## DATA SUPPLIED
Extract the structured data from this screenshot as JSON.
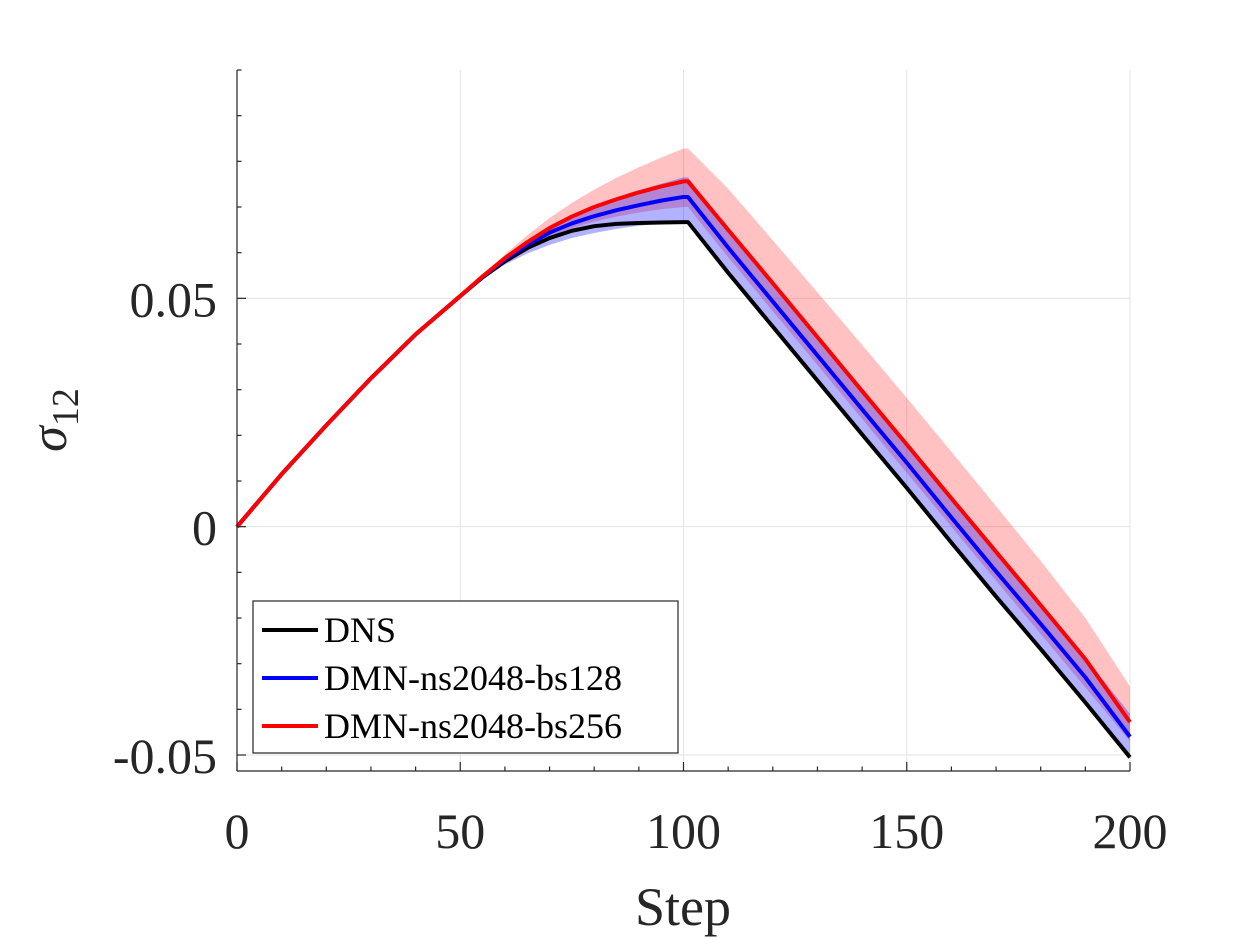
{
  "chart_data": {
    "type": "line",
    "xlabel": "Step",
    "ylabel": "σ",
    "ylabel_sub": "12",
    "xlim": [
      0,
      200
    ],
    "ylim": [
      -0.0535,
      0.1
    ],
    "xticks": [
      0,
      50,
      100,
      150,
      200
    ],
    "xtick_labels": [
      "0",
      "50",
      "100",
      "150",
      "200"
    ],
    "yticks": [
      -0.05,
      0,
      0.05
    ],
    "ytick_labels": [
      "-0.05",
      "0",
      "0.05"
    ],
    "grid": true,
    "legend_position": "bottom-left",
    "x": [
      0,
      10,
      20,
      30,
      40,
      50,
      55,
      60,
      65,
      70,
      75,
      80,
      85,
      90,
      95,
      100,
      101,
      110,
      120,
      130,
      140,
      150,
      160,
      170,
      180,
      190,
      200
    ],
    "series": [
      {
        "name": "DNS",
        "color": "#000000",
        "values": [
          0,
          0.0115,
          0.0222,
          0.0325,
          0.0421,
          0.0505,
          0.0546,
          0.0581,
          0.061,
          0.0632,
          0.0648,
          0.0658,
          0.0663,
          0.0665,
          0.0666,
          0.0667,
          0.0667,
          0.0556,
          0.0438,
          0.032,
          0.0202,
          0.0085,
          -0.0035,
          -0.0153,
          -0.0268,
          -0.0385,
          -0.0505
        ]
      },
      {
        "name": "DMN-ns2048-bs128",
        "color": "#0000ff",
        "band_color": "#0000ff",
        "values": [
          0,
          0.0115,
          0.0222,
          0.0325,
          0.0421,
          0.0505,
          0.0547,
          0.0585,
          0.0617,
          0.0644,
          0.0664,
          0.068,
          0.0693,
          0.0704,
          0.0714,
          0.0722,
          0.0722,
          0.0611,
          0.0493,
          0.0375,
          0.0257,
          0.014,
          0.002,
          -0.0098,
          -0.0213,
          -0.033,
          -0.046
        ],
        "band_lower": [
          0,
          0.0115,
          0.0222,
          0.0325,
          0.0421,
          0.0505,
          0.0543,
          0.0574,
          0.0598,
          0.0617,
          0.0632,
          0.0643,
          0.0652,
          0.0659,
          0.0664,
          0.0667,
          0.0667,
          0.0556,
          0.0438,
          0.032,
          0.0202,
          0.0085,
          -0.0035,
          -0.0153,
          -0.0268,
          -0.0385,
          -0.0505
        ],
        "band_upper": [
          0,
          0.0115,
          0.0222,
          0.0325,
          0.0421,
          0.0505,
          0.0549,
          0.059,
          0.0626,
          0.0657,
          0.0682,
          0.0703,
          0.0721,
          0.0737,
          0.0751,
          0.0765,
          0.0765,
          0.0654,
          0.0536,
          0.0418,
          0.03,
          0.0183,
          0.0063,
          -0.0055,
          -0.017,
          -0.0287,
          -0.041
        ]
      },
      {
        "name": "DMN-ns2048-bs256",
        "color": "#ff0000",
        "band_color": "#ff3333",
        "values": [
          0,
          0.0115,
          0.0222,
          0.0325,
          0.0421,
          0.0505,
          0.0548,
          0.0588,
          0.0623,
          0.0654,
          0.0679,
          0.07,
          0.0717,
          0.0732,
          0.0745,
          0.0756,
          0.0756,
          0.065,
          0.0533,
          0.0415,
          0.0297,
          0.018,
          0.0062,
          -0.0055,
          -0.0172,
          -0.029,
          -0.0428
        ],
        "band_lower": [
          0,
          0.0115,
          0.0222,
          0.0325,
          0.0421,
          0.0505,
          0.0547,
          0.0583,
          0.0612,
          0.0636,
          0.0654,
          0.0668,
          0.0679,
          0.0688,
          0.0695,
          0.07,
          0.07,
          0.059,
          0.0472,
          0.0354,
          0.0236,
          0.0118,
          0.0,
          -0.0118,
          -0.0235,
          -0.0352,
          -0.047
        ],
        "band_upper": [
          0,
          0.0115,
          0.0222,
          0.0325,
          0.0421,
          0.0505,
          0.0551,
          0.0596,
          0.0638,
          0.0676,
          0.0709,
          0.0738,
          0.0764,
          0.0787,
          0.0808,
          0.0828,
          0.0828,
          0.074,
          0.0627,
          0.0513,
          0.0398,
          0.0282,
          0.0164,
          0.0045,
          -0.0075,
          -0.02,
          -0.035
        ]
      }
    ]
  }
}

## YOUR TASK
Go through the material above and count the lines that contain "name"; give that number alone.

## SOLUTION FOR THIS EXERCISE
3